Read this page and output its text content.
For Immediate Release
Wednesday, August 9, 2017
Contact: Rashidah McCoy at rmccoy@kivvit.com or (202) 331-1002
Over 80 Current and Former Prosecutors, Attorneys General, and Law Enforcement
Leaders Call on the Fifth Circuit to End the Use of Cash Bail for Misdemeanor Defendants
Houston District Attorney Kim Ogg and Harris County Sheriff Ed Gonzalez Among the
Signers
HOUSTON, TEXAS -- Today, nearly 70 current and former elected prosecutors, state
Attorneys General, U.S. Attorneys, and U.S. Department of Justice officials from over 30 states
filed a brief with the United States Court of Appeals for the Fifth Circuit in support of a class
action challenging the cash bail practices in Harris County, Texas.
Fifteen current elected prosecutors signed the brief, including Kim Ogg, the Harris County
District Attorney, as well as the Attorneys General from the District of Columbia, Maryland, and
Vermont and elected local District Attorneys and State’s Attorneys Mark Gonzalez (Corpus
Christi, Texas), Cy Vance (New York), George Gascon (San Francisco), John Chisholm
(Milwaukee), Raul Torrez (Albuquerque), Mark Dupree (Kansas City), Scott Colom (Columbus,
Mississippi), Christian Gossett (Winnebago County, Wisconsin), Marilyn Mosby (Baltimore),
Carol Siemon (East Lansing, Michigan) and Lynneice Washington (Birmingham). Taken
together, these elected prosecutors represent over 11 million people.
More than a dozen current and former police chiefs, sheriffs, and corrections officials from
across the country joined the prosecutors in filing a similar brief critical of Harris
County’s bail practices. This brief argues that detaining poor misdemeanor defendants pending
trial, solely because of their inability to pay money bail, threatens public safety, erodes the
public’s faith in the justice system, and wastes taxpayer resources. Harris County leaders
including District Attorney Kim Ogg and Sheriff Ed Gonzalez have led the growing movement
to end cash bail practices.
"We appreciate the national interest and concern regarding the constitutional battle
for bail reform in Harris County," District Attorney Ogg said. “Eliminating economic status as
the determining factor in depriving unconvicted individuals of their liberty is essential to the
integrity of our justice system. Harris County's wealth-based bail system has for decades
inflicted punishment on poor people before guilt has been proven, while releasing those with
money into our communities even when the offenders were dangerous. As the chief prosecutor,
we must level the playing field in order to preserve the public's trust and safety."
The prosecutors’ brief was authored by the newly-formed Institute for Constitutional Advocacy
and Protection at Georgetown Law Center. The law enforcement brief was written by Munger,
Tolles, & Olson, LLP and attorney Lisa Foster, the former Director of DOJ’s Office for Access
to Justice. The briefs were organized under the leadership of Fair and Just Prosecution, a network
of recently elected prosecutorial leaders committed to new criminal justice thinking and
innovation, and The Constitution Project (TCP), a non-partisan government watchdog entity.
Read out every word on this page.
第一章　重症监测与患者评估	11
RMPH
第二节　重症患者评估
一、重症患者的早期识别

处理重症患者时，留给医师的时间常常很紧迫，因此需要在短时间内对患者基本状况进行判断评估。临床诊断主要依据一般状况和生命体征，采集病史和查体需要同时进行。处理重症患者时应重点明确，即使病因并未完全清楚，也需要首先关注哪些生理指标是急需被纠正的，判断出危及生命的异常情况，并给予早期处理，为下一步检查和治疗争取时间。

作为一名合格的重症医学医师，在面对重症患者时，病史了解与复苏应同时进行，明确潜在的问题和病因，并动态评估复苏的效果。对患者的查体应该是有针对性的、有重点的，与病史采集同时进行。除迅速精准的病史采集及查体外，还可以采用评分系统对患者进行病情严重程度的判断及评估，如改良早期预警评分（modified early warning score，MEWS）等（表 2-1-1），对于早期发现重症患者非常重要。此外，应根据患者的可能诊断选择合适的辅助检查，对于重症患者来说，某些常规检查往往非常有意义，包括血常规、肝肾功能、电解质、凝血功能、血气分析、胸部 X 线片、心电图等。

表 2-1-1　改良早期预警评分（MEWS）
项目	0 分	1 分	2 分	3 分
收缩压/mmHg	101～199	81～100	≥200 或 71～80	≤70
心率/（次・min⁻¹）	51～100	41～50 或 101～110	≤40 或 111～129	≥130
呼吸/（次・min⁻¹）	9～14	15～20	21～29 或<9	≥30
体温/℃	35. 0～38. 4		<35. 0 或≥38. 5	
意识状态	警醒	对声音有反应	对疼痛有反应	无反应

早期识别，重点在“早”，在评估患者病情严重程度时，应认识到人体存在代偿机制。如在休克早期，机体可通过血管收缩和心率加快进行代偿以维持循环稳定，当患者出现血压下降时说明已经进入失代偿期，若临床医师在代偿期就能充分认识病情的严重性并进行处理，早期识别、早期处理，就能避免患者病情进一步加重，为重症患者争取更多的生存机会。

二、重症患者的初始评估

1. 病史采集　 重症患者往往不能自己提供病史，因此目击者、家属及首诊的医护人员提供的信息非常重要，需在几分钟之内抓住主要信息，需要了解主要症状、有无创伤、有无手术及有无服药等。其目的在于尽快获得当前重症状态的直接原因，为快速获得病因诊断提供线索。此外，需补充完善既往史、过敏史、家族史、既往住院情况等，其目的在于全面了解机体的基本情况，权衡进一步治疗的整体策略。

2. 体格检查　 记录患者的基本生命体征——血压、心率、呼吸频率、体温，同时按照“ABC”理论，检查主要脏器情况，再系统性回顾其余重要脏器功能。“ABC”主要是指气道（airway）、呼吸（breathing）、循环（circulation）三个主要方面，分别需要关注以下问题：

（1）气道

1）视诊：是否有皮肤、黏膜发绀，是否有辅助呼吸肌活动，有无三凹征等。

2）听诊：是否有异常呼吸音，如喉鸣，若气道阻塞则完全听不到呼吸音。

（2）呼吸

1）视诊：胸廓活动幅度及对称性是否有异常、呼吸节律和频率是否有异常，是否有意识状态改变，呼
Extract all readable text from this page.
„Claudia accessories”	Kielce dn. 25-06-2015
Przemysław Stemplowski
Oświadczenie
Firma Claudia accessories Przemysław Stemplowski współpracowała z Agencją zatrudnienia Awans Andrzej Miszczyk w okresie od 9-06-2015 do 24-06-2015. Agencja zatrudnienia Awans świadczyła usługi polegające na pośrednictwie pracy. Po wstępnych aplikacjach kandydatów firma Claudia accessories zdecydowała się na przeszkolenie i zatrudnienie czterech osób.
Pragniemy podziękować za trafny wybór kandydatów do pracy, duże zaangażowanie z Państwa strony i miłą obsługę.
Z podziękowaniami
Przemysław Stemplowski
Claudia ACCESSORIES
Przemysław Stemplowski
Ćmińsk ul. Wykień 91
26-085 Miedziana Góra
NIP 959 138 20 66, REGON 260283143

◇ ◇ ◇ ◇

▸ Exercise aim
Your answer should be a single number: how many lines in the data above include "public"?

▸ Output for this task
3